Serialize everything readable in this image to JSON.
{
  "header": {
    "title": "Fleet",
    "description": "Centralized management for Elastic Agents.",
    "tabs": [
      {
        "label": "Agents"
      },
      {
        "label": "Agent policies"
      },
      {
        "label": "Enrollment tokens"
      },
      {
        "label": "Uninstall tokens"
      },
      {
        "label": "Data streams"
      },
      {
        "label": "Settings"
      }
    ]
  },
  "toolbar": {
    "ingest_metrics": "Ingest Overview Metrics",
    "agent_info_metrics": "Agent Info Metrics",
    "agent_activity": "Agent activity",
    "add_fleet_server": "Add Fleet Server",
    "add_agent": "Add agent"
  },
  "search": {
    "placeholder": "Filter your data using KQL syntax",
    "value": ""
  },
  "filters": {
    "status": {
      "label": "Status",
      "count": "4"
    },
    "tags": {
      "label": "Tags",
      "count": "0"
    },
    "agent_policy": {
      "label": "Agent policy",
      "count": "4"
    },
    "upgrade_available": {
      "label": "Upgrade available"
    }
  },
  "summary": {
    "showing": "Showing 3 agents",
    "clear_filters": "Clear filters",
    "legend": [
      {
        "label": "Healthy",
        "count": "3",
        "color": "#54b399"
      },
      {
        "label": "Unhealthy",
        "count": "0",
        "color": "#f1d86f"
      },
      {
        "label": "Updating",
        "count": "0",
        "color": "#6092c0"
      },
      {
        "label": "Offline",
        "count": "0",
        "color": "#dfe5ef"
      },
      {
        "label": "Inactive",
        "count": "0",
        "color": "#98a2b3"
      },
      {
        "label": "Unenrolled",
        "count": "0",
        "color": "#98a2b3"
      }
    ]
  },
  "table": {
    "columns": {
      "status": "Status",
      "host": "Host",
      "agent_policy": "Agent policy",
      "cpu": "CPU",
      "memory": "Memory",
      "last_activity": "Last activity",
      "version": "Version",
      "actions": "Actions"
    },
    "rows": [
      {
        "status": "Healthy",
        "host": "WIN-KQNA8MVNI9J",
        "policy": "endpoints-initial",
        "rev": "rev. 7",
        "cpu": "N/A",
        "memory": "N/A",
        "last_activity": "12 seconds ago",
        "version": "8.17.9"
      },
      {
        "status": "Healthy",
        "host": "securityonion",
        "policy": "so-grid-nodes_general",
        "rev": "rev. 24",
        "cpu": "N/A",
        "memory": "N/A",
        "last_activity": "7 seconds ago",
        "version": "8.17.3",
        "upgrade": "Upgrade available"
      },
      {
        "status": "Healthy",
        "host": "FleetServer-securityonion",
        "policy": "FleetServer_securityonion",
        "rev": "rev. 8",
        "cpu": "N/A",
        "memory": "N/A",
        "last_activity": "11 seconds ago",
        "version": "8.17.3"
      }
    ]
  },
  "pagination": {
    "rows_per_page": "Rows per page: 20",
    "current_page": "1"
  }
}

....

Your task: Write out every line exactly as it stands.

Answer to the problem:
Serialize everything readable in this image to JSON.
{
  "header": {
    "title": "Fleet",
    "description": "Centralized management for Elastic Agents.",
    "tabs": [
      {
        "label": "Agents"
      },
      {
        "label": "Agent policies"
      },
      {
        "label": "Enrollment tokens"
      },
      {
        "label": "Uninstall tokens"
      },
      {
        "label": "Data streams"
      },
      {
        "label": "Settings"
      }
    ]
  },
  "toolbar": {
    "ingest_metrics": "Ingest Overview Metrics",
    "agent_info_metrics": "Agent Info Metrics",
    "agent_activity": "Agent activity",
    "add_fleet_server": "Add Fleet Server",
    "add_agent": "Add agent"
  },
  "search": {
    "placeholder": "Filter your data using KQL syntax",
    "value": ""
  },
  "filters": {
    "status": {
      "label": "Status",
      "count": "4"
    },
    "tags": {
      "label": "Tags",
      "count": "0"
    },
    "agent_policy": {
      "label": "Agent policy",
      "count": "4"
    },
    "upgrade_available": {
      "label": "Upgrade available"
    }
  },
  "summary": {
    "showing": "Showing 3 agents",
    "clear_filters": "Clear filters",
    "legend": [
      {
        "label": "Healthy",
        "count": "3",
        "color": "#54b399"
      },
      {
        "label": "Unhealthy",
        "count": "0",
        "color": "#f1d86f"
      },
      {
        "label": "Updating",
        "count": "0",
        "color": "#6092c0"
      },
      {
        "label": "Offline",
        "count": "0",
        "color": "#dfe5ef"
      },
      {
        "label": "Inactive",
        "count": "0",
        "color": "#98a2b3"
      },
      {
        "label": "Unenrolled",
        "count": "0",
        "color": "#98a2b3"
      }
    ]
  },
  "table": {
    "columns": {
      "status": "Status",
      "host": "Host",
      "agent_policy": "Agent policy",
      "cpu": "CPU",
      "memory": "Memory",
      "last_activity": "Last activity",
      "version": "Version",
      "actions": "Actions"
    },
    "rows": [
      {
        "status": "Healthy",
        "host": "WIN-KQNA8MVNI9J",
        "policy": "endpoints-initial",
        "rev": "rev. 7",
        "cpu": "N/A",
        "memory": "N/A",
        "last_activity": "12 seconds ago",
        "version": "8.17.9"
      },
      {
        "status": "Healthy",
        "host": "securityonion",
        "policy": "so-grid-nodes_general",
        "rev": "rev. 24",
        "cpu": "N/A",
        "memory": "N/A",
        "last_activity": "7 seconds ago",
        "version": "8.17.3",
        "upgrade": "Upgrade available"
      },
      {
        "status": "Healthy",
        "host": "FleetServer-securityonion",
        "policy": "FleetServer_securityonion",
        "rev": "rev. 8",
        "cpu": "N/A",
        "memory": "N/A",
        "last_activity": "11 seconds ago",
        "version": "8.17.3"
      }
    ]
  },
  "pagination": {
    "rows_per_page": "Rows per page: 20",
    "current_page": "1"
  }
}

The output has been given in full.